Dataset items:
>> BEGIN
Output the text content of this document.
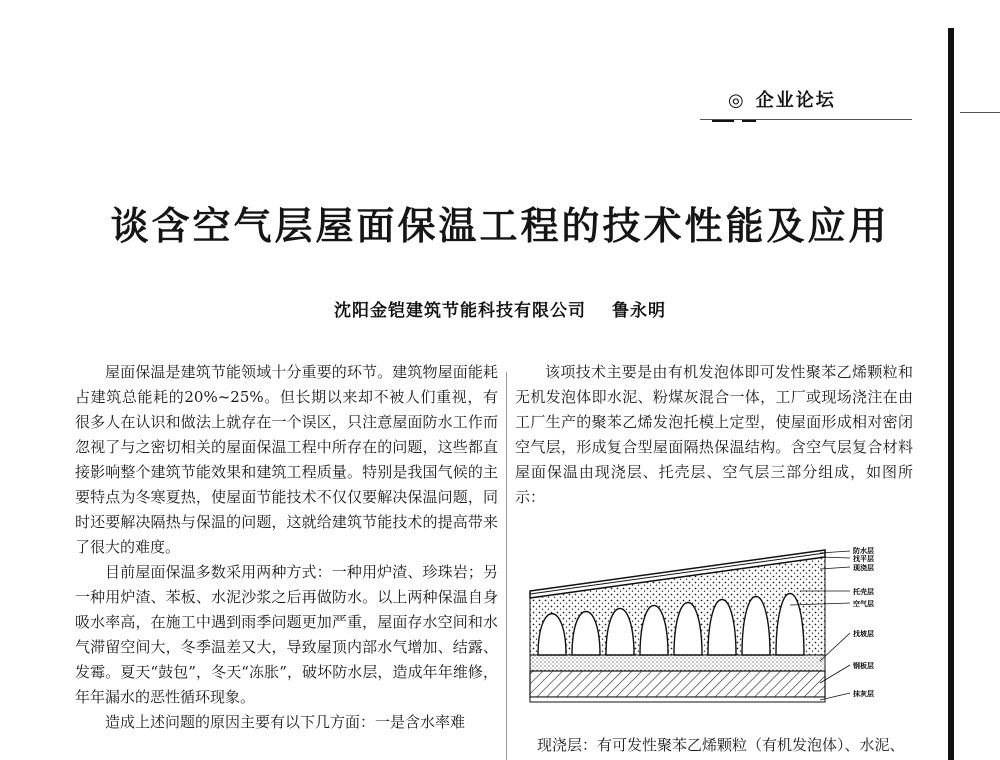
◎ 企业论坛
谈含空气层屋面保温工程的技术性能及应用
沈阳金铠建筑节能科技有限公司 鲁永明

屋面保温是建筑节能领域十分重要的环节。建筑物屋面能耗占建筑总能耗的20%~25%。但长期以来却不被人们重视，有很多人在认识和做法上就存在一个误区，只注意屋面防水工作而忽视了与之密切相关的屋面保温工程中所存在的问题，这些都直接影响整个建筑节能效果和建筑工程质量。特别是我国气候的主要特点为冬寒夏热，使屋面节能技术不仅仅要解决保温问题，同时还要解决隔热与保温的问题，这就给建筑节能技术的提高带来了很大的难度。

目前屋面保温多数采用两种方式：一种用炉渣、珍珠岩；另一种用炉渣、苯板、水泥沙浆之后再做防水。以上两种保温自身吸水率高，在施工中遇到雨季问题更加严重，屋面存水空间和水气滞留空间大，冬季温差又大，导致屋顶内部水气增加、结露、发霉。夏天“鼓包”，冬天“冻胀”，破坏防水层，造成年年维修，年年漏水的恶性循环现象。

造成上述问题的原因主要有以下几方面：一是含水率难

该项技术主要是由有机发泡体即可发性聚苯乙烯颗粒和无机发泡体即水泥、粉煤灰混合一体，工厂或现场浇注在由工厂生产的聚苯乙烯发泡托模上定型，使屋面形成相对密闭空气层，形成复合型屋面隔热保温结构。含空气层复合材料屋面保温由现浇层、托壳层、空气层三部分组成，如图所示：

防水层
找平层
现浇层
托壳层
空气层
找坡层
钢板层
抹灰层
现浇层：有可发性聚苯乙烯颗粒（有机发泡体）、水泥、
>> END
>> BEGIN
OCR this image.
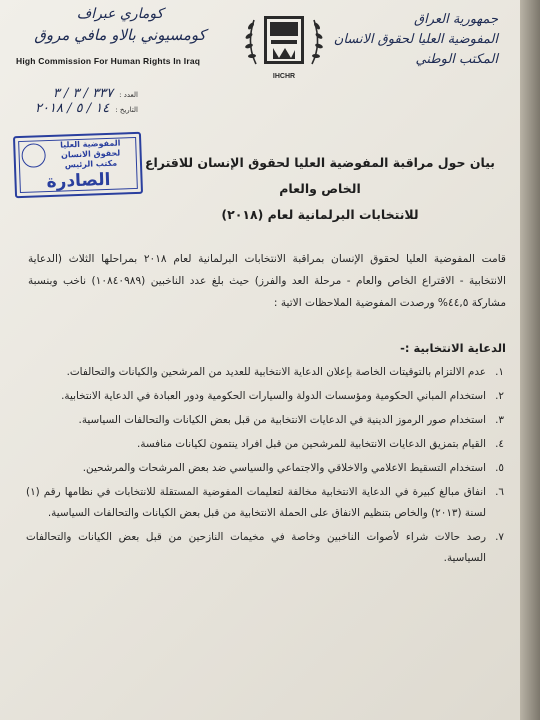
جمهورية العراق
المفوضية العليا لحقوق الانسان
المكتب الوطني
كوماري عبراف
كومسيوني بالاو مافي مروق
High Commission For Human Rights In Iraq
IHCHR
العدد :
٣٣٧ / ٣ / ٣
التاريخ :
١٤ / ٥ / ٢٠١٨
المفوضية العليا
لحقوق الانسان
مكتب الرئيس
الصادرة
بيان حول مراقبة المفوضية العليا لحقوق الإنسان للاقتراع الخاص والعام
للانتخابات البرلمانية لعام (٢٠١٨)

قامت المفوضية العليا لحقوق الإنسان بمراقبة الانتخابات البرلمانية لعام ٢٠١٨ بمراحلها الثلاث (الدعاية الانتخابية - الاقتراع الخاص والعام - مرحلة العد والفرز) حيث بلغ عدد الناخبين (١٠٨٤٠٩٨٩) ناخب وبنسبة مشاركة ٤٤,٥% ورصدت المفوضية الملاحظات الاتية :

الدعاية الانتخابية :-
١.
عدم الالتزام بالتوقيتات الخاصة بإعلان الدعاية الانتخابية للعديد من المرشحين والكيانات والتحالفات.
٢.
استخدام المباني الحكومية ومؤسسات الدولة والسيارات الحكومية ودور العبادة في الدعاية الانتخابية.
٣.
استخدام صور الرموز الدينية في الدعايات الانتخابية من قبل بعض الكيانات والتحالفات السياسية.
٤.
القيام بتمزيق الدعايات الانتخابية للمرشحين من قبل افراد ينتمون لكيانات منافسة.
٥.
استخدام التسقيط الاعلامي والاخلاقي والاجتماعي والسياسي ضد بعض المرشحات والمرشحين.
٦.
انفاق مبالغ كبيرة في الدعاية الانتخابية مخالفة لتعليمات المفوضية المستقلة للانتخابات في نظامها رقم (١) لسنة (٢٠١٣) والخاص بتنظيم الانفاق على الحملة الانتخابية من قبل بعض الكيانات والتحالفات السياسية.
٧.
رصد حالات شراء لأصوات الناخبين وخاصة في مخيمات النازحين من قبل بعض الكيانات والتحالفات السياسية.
>> END
### Written request
Pull out all lines from the entries above in which the word "الإنسان" appears.

### Exercise answer
بيان حول مراقبة المفوضية العليا لحقوق الإنسان للاقتراع الخاص والعام
قامت المفوضية العليا لحقوق الإنسان بمراقبة الانتخابات البرلمانية لعام ٢٠١٨ بمراحلها الثلاث (الدعاية الانتخابية - الاقتراع الخاص والعام - مرحلة العد والفرز) حيث بلغ عدد الناخبين (١٠٨٤٠٩٨٩) ناخب وبنسبة مشاركة ٤٤,٥% ورصدت المفوضية الملاحظات الاتية :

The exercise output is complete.